▶ [DESCRIPTION OF THE TASK] Reproduce verbatim only the lines from the one containing "Give me a plain-text" through the last line below, both included.

Part of a data file
★ ★ ★ ★ ★ ★ ★

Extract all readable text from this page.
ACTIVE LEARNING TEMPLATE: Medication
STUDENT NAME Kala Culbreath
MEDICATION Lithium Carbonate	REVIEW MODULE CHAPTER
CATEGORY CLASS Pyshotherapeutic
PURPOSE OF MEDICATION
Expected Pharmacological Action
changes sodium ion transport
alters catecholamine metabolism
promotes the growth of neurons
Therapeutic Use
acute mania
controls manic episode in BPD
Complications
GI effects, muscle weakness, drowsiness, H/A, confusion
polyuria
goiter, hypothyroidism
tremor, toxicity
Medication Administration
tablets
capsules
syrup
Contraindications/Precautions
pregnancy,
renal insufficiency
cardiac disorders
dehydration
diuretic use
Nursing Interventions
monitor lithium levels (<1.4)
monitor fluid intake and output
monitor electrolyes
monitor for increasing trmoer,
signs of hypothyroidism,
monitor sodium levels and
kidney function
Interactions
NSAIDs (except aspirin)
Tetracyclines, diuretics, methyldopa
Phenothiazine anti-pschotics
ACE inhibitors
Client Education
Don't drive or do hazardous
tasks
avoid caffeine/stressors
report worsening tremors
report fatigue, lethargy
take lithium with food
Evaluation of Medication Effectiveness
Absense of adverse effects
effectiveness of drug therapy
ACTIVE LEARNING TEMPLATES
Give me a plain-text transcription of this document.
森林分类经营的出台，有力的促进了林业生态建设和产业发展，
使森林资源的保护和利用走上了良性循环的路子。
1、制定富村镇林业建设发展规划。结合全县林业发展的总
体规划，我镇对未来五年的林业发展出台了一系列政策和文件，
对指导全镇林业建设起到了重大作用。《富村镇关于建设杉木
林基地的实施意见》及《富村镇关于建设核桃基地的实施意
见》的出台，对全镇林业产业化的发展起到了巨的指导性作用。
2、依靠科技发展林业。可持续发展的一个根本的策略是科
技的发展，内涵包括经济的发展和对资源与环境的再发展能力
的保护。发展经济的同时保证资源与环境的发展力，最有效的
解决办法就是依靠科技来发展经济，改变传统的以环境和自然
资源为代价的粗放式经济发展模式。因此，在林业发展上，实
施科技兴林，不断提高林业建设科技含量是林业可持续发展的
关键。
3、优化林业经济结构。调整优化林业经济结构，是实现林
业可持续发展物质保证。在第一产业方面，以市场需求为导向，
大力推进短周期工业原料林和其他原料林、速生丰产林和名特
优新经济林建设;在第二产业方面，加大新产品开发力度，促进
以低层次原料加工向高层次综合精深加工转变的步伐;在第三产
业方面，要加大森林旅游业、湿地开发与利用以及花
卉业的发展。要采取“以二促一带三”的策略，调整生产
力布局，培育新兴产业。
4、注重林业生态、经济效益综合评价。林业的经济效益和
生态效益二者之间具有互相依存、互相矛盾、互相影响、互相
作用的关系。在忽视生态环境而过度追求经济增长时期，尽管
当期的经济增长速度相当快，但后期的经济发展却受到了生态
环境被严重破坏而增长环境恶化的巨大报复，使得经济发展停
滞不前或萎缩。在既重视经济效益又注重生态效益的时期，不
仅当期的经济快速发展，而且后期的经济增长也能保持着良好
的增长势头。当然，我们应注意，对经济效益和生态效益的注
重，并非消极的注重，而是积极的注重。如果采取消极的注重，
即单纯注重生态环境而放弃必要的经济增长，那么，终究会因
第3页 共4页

★ ★ ★ ★ ★ ★ ★

▶ [EXERCISE RESULT]
Give me a plain-text transcription of this document.
森林分类经营的出台，有力的促进了林业生态建设和产业发展，
使森林资源的保护和利用走上了良性循环的路子。
1、制定富村镇林业建设发展规划。结合全县林业发展的总
体规划，我镇对未来五年的林业发展出台了一系列政策和文件，
对指导全镇林业建设起到了重大作用。《富村镇关于建设杉木
林基地的实施意见》及《富村镇关于建设核桃基地的实施意
见》的出台，对全镇林业产业化的发展起到了巨的指导性作用。
2、依靠科技发展林业。可持续发展的一个根本的策略是科
技的发展，内涵包括经济的发展和对资源与环境的再发展能力
的保护。发展经济的同时保证资源与环境的发展力，最有效的
解决办法就是依靠科技来发展经济，改变传统的以环境和自然
资源为代价的粗放式经济发展模式。因此，在林业发展上，实
施科技兴林，不断提高林业建设科技含量是林业可持续发展的
关键。
3、优化林业经济结构。调整优化林业经济结构，是实现林
业可持续发展物质保证。在第一产业方面，以市场需求为导向，
大力推进短周期工业原料林和其他原料林、速生丰产林和名特
优新经济林建设;在第二产业方面，加大新产品开发力度，促进
以低层次原料加工向高层次综合精深加工转变的步伐;在第三产
业方面，要加大森林旅游业、湿地开发与利用以及花
卉业的发展。要采取“以二促一带三”的策略，调整生产
力布局，培育新兴产业。
4、注重林业生态、经济效益综合评价。林业的经济效益和
生态效益二者之间具有互相依存、互相矛盾、互相影响、互相
作用的关系。在忽视生态环境而过度追求经济增长时期，尽管
当期的经济增长速度相当快，但后期的经济发展却受到了生态
环境被严重破坏而增长环境恶化的巨大报复，使得经济发展停
滞不前或萎缩。在既重视经济效益又注重生态效益的时期，不
仅当期的经济快速发展，而且后期的经济增长也能保持着良好
的增长势头。当然，我们应注意，对经济效益和生态效益的注
重，并非消极的注重，而是积极的注重。如果采取消极的注重，
即单纯注重生态环境而放弃必要的经济增长，那么，终究会因
第3页 共4页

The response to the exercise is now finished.